Set exercise: Keep the pictures out and restate every record exactly.

[BEGIN Data supplied]

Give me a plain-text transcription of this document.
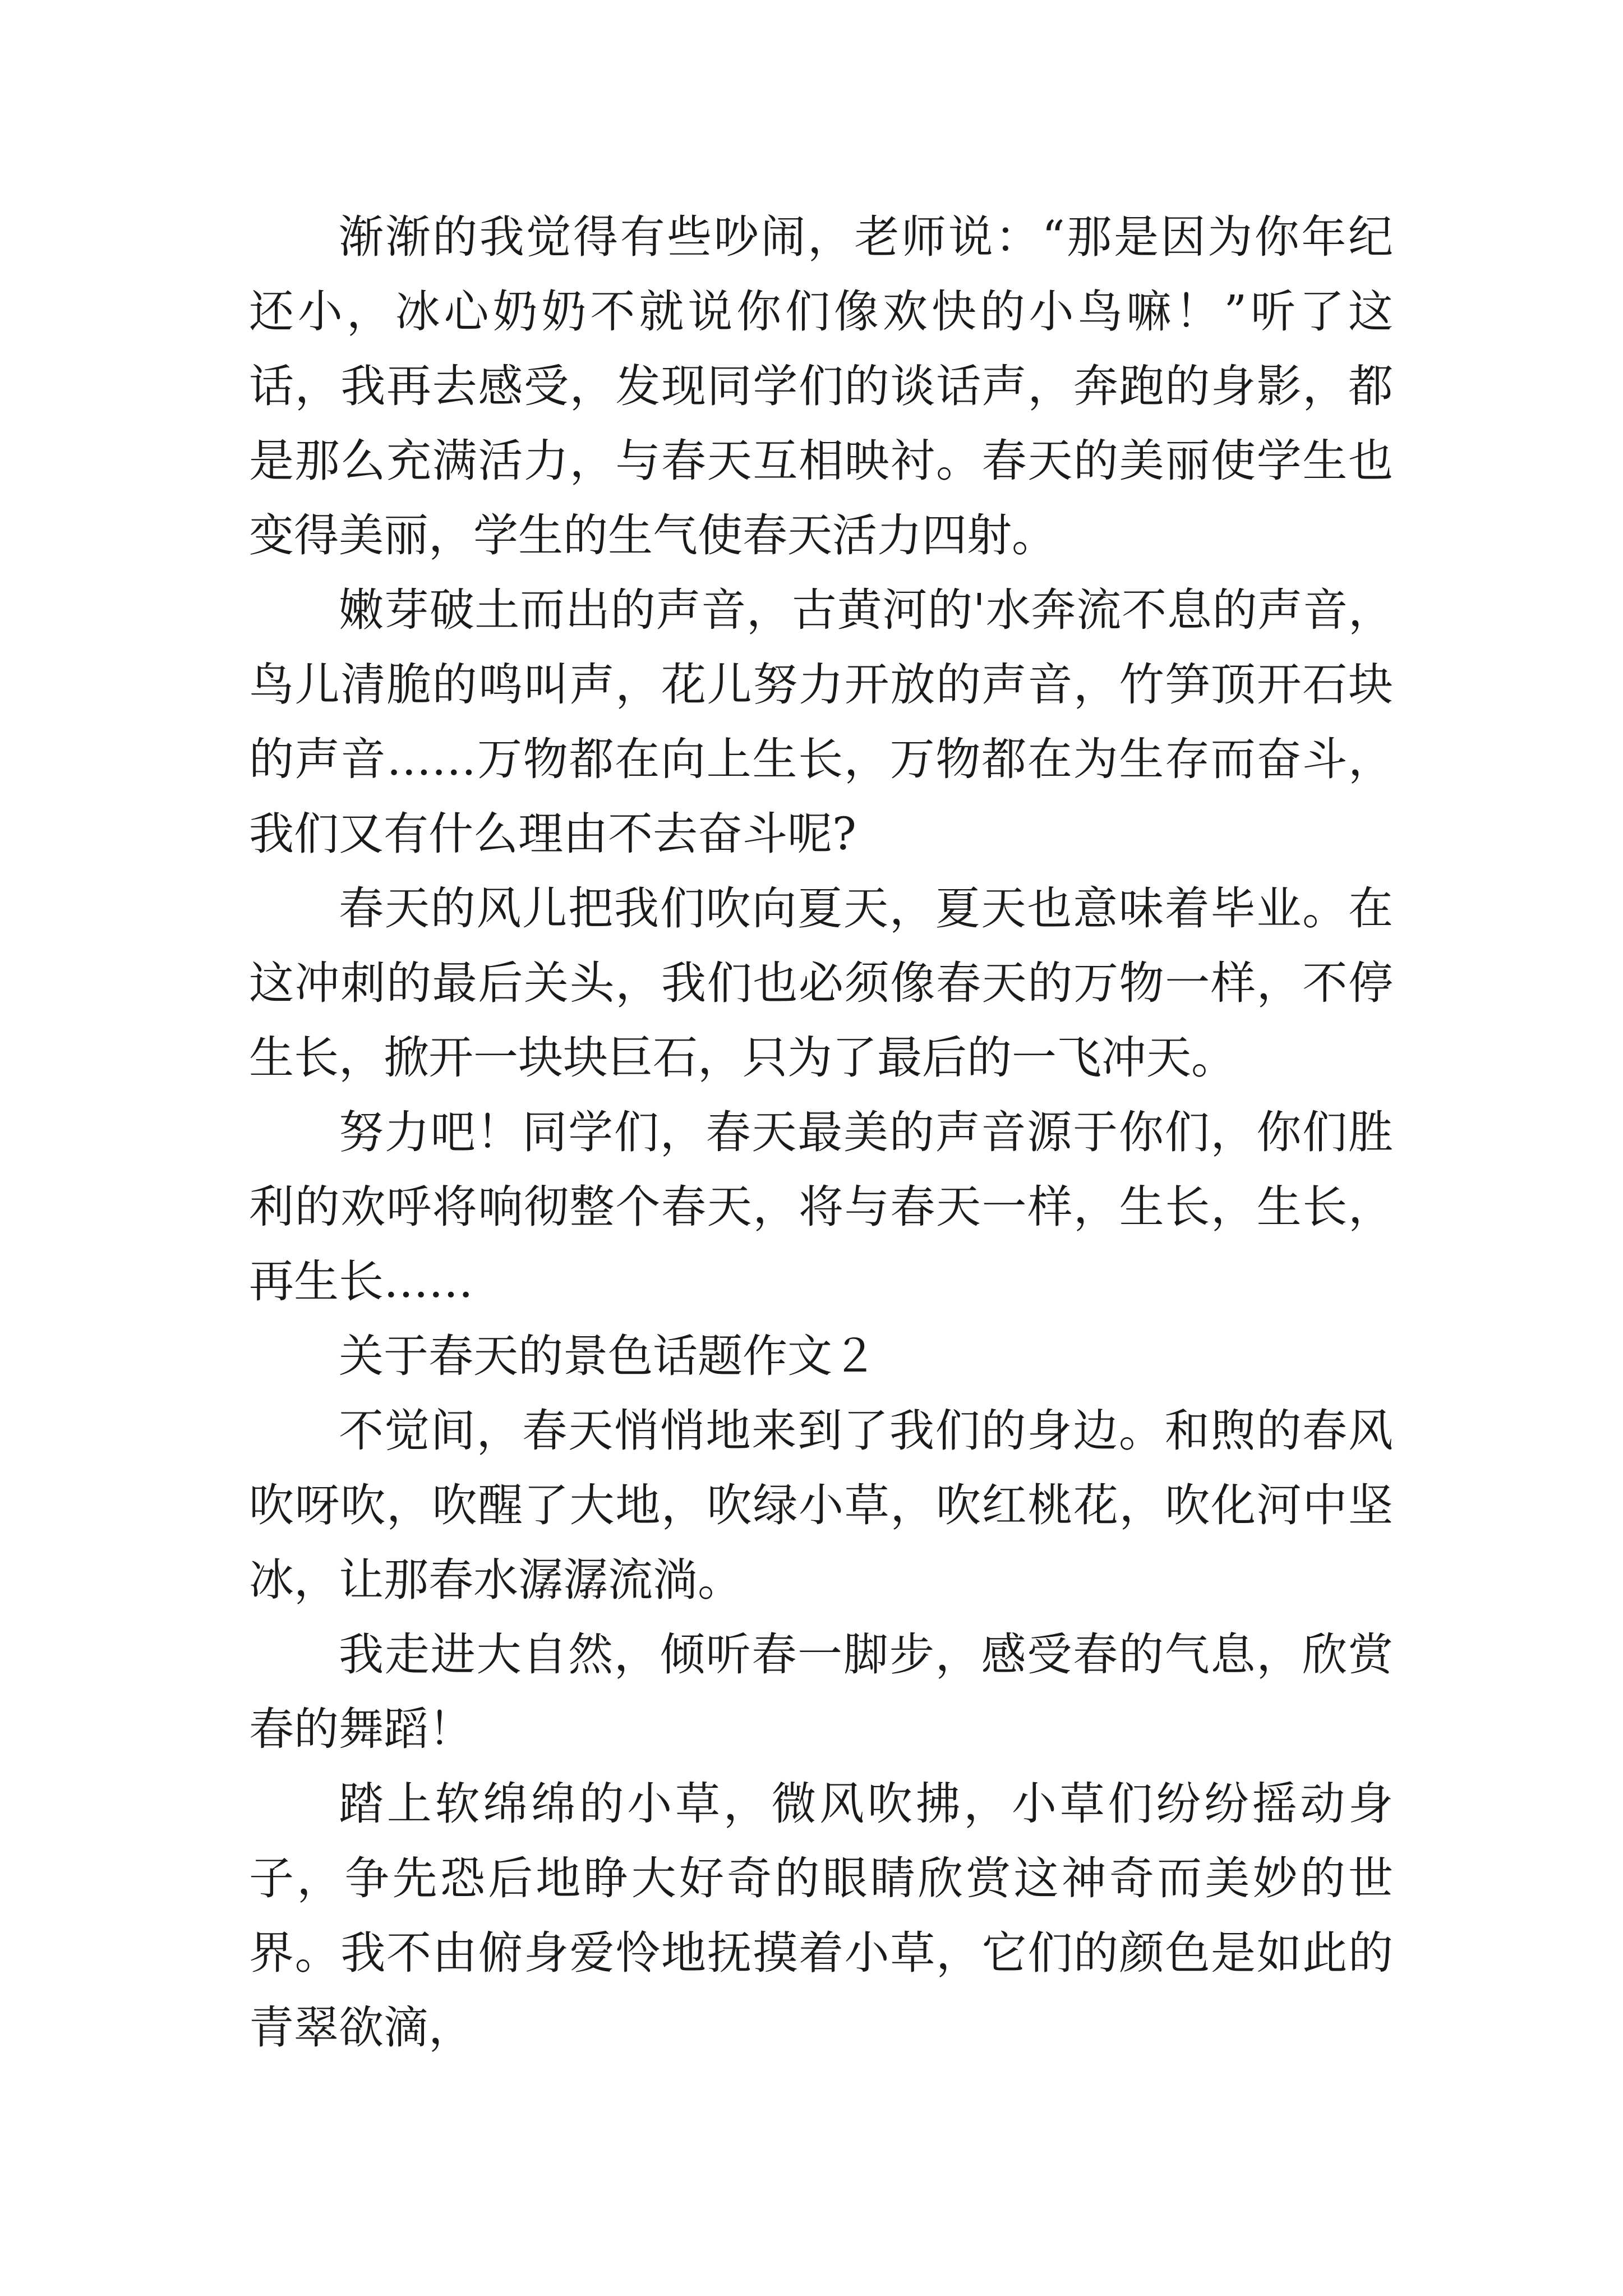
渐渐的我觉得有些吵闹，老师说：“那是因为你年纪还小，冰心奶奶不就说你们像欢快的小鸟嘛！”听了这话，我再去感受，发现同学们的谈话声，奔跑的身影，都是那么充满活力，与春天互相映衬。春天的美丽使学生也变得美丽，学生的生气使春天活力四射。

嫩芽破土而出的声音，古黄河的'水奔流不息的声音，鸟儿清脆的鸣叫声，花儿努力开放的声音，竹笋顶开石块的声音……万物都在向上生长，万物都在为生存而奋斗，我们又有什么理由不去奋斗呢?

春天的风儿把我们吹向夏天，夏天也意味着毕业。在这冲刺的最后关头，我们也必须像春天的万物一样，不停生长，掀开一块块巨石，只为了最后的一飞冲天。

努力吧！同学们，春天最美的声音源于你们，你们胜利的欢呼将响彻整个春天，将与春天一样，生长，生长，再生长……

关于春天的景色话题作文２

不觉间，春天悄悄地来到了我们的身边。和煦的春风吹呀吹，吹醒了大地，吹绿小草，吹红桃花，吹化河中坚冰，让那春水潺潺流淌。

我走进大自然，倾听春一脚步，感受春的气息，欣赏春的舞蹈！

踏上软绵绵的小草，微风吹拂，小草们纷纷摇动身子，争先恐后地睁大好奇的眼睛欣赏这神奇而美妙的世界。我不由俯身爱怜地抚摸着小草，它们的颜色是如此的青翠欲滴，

[END Data supplied]

Result of this task:
Give me a plain-text transcription of this document.
渐渐的我觉得有些吵闹，老师说：“那是因为你年纪还小，冰心奶奶不就说你们像欢快的小鸟嘛！”听了这话，我再去感受，发现同学们的谈话声，奔跑的身影，都是那么充满活力，与春天互相映衬。春天的美丽使学生也变得美丽，学生的生气使春天活力四射。

嫩芽破土而出的声音，古黄河的'水奔流不息的声音，鸟儿清脆的鸣叫声，花儿努力开放的声音，竹笋顶开石块的声音……万物都在向上生长，万物都在为生存而奋斗，我们又有什么理由不去奋斗呢?

春天的风儿把我们吹向夏天，夏天也意味着毕业。在这冲刺的最后关头，我们也必须像春天的万物一样，不停生长，掀开一块块巨石，只为了最后的一飞冲天。

努力吧！同学们，春天最美的声音源于你们，你们胜利的欢呼将响彻整个春天，将与春天一样，生长，生长，再生长……

关于春天的景色话题作文２

不觉间，春天悄悄地来到了我们的身边。和煦的春风吹呀吹，吹醒了大地，吹绿小草，吹红桃花，吹化河中坚冰，让那春水潺潺流淌。

我走进大自然，倾听春一脚步，感受春的气息，欣赏春的舞蹈！

踏上软绵绵的小草，微风吹拂，小草们纷纷摇动身子，争先恐后地睁大好奇的眼睛欣赏这神奇而美妙的世界。我不由俯身爱怜地抚摸着小草，它们的颜色是如此的青翠欲滴，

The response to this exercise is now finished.